* [What is asked]:
Pull out every line with the word "Launch".

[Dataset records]

==*==

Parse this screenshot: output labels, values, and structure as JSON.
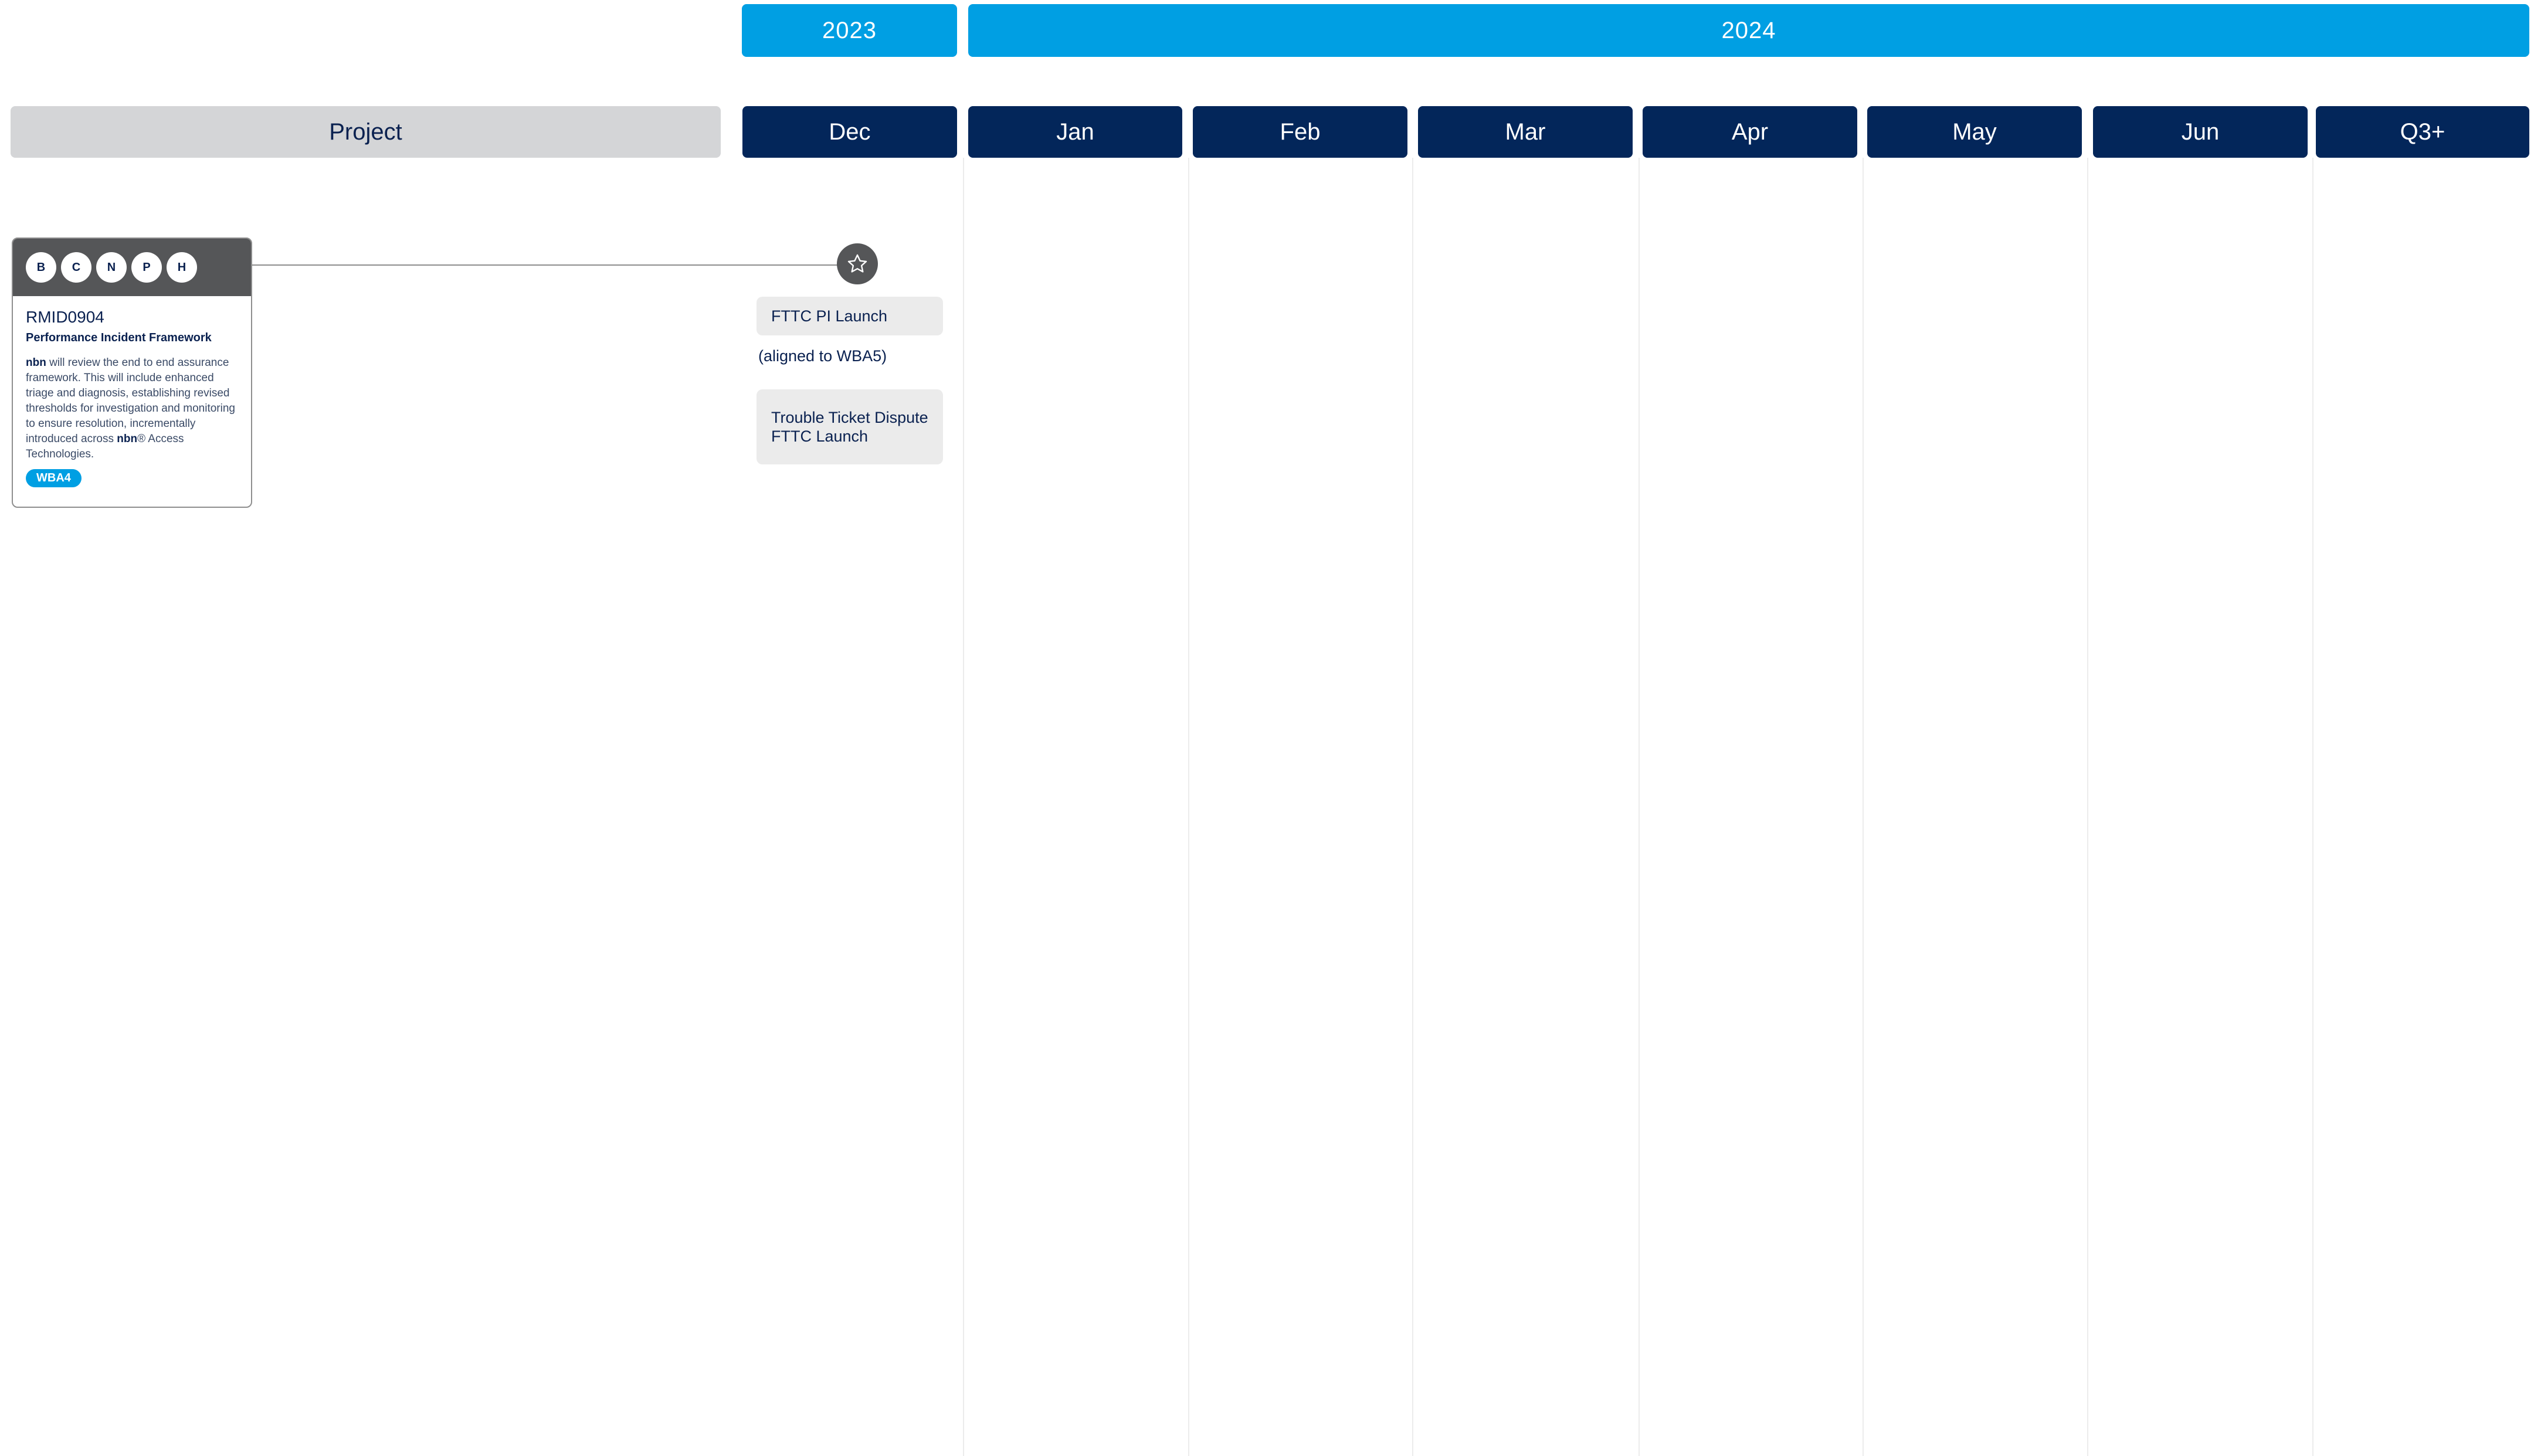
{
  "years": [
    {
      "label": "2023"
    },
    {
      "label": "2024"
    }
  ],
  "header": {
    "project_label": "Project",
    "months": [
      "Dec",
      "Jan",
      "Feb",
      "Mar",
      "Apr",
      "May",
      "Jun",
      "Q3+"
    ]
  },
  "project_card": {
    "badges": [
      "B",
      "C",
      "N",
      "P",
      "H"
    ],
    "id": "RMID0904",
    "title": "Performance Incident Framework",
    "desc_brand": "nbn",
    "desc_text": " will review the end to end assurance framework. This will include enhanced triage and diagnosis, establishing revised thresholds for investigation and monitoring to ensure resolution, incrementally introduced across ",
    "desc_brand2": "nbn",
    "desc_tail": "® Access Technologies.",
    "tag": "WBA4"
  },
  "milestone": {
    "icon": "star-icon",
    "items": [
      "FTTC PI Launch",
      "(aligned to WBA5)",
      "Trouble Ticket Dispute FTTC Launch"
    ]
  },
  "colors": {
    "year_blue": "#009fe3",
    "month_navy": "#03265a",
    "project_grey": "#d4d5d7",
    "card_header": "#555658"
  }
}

==*==

* [Exercise response]:
      "FTTC PI Launch",
      "Trouble Ticket Dispute FTTC Launch"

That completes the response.